Given request:
For every line in the data below that contains "image", copy the line.

Provided data:
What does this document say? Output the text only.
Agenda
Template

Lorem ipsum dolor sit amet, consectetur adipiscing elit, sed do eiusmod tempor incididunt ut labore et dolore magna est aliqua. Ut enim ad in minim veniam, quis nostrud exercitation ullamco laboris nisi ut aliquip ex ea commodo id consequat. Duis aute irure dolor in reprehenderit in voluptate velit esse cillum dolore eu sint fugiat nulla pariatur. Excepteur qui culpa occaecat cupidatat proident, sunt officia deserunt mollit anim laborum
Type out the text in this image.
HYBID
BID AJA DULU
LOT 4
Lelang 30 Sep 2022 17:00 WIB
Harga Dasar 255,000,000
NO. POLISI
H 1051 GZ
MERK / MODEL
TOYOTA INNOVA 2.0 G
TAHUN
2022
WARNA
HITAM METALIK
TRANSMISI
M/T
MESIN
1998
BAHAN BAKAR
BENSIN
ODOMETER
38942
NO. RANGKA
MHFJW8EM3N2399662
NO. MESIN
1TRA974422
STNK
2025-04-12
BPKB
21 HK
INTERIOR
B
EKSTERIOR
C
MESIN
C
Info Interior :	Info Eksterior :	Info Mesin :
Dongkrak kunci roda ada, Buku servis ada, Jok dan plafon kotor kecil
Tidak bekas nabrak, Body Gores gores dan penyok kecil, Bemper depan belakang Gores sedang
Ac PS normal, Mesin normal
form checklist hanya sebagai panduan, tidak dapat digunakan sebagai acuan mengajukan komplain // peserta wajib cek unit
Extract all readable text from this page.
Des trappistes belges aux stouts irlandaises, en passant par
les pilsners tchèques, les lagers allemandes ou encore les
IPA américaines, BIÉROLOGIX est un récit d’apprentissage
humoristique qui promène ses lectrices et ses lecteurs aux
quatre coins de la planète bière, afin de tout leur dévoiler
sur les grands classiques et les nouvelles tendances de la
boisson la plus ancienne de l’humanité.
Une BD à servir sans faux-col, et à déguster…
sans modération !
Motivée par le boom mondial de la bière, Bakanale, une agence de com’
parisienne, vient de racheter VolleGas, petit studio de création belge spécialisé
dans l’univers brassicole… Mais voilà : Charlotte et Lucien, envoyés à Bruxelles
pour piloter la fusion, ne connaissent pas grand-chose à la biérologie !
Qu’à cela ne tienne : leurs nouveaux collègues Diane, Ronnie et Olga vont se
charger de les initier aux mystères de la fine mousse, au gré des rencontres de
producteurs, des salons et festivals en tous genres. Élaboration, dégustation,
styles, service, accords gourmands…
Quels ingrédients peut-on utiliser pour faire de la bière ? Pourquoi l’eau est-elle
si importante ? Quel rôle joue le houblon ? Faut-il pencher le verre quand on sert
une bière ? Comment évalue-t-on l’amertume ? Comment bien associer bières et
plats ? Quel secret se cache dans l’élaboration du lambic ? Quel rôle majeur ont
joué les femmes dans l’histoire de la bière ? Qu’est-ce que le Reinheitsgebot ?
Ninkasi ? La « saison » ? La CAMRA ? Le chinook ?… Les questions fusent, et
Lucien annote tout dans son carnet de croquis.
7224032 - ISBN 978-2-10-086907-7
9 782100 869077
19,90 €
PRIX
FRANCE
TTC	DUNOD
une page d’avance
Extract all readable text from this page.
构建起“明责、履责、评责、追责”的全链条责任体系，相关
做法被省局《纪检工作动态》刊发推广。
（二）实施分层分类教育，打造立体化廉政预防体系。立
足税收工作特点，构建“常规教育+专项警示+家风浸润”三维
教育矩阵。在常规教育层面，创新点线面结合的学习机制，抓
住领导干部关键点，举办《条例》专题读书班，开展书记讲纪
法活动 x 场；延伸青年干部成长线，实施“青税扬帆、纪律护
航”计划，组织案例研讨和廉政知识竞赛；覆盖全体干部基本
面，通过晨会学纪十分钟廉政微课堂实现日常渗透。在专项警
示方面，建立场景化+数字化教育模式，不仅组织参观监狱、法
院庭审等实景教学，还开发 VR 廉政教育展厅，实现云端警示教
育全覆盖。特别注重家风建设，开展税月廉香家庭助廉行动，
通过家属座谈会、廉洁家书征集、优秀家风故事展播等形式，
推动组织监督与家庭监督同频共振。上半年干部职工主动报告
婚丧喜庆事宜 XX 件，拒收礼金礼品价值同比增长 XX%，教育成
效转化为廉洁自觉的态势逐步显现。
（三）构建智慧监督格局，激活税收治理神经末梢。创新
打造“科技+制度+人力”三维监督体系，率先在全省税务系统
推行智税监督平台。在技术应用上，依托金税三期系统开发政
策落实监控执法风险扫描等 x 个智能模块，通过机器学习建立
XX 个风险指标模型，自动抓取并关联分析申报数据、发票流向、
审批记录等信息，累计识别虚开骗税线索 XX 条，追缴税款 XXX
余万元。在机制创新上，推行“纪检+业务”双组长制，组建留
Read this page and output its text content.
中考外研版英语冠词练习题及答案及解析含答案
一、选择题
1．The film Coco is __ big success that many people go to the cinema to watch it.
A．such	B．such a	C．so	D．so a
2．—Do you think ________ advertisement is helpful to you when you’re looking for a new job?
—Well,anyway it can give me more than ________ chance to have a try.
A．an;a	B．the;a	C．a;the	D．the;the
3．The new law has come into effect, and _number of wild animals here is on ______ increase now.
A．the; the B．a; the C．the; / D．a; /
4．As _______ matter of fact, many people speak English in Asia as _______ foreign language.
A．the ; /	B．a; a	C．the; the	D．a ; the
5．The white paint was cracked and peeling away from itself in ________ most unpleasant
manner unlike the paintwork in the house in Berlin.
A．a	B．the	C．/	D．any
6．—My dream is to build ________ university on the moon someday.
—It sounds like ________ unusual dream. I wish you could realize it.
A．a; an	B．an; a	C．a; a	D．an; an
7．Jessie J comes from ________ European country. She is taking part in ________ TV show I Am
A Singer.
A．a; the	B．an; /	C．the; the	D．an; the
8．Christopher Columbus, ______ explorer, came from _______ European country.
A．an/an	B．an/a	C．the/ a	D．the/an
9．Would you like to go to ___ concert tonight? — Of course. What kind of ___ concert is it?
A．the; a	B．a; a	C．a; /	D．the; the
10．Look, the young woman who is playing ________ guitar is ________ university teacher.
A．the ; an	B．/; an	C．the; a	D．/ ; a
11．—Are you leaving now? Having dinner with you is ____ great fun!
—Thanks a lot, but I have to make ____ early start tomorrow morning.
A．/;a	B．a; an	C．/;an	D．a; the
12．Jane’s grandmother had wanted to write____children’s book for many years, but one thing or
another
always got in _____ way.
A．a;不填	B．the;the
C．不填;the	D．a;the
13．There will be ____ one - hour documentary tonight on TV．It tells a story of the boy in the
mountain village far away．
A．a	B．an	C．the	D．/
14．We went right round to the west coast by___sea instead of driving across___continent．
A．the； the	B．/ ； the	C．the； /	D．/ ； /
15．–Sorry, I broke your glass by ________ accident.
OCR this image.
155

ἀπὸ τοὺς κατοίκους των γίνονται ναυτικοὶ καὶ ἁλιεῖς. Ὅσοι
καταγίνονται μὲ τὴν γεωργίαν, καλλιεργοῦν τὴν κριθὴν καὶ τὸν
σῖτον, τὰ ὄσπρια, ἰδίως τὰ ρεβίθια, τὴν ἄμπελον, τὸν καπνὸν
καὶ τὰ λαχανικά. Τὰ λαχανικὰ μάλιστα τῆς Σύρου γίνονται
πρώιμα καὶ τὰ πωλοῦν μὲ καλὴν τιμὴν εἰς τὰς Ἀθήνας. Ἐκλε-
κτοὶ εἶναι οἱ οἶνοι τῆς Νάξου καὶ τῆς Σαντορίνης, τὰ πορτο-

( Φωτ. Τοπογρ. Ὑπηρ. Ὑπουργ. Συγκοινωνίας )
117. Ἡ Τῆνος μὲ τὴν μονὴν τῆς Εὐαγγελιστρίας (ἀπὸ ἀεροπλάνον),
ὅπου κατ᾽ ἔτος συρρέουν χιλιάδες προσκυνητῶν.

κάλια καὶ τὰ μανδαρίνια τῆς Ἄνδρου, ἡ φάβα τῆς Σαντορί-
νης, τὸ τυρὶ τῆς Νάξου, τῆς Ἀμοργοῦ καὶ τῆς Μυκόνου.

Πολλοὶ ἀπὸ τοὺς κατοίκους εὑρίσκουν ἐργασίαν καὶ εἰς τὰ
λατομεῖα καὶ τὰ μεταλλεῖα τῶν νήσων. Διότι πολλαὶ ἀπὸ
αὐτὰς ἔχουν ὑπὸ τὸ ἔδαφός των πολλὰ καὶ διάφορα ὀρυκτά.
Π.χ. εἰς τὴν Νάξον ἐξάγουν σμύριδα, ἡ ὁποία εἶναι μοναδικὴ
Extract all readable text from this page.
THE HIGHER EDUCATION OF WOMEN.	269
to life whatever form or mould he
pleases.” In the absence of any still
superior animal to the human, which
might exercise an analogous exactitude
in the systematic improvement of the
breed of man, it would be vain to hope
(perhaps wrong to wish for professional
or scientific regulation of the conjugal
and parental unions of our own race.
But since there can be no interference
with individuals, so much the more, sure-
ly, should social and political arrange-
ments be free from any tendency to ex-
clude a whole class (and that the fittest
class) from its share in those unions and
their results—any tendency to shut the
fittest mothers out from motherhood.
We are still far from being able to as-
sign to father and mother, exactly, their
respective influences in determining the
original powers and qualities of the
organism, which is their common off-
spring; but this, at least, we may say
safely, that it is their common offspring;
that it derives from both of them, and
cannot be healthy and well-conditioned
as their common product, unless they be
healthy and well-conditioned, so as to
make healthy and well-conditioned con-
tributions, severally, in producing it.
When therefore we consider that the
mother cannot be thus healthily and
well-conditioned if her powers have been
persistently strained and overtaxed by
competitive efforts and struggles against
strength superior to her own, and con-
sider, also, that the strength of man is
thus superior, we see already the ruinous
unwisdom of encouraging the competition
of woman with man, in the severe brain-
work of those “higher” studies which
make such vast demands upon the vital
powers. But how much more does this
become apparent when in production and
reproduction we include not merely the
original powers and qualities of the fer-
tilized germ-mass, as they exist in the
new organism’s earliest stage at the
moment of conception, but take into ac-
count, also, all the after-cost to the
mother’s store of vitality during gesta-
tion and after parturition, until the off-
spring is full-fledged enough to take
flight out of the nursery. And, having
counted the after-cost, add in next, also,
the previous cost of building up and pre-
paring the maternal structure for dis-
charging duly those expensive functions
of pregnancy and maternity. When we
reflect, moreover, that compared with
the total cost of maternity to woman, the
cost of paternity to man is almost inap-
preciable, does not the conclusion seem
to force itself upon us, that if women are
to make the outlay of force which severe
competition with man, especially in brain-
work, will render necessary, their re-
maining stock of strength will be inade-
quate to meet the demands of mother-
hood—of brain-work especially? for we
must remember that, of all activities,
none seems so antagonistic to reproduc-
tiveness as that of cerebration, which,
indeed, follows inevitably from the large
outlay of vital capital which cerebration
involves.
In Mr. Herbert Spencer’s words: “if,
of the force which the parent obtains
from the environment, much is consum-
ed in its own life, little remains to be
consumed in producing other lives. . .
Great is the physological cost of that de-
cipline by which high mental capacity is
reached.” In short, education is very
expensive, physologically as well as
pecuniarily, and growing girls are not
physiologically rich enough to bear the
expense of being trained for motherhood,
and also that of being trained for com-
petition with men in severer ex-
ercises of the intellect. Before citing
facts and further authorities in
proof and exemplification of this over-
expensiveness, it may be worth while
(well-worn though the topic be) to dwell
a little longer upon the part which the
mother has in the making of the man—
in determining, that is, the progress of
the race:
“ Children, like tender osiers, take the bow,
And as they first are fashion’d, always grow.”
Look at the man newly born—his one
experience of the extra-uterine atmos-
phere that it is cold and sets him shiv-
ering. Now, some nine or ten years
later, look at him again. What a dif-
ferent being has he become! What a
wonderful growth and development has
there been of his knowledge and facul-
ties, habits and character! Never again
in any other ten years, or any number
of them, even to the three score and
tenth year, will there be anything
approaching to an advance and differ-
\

Solution to the exercise:
Type out the text in this image.
OCR this image.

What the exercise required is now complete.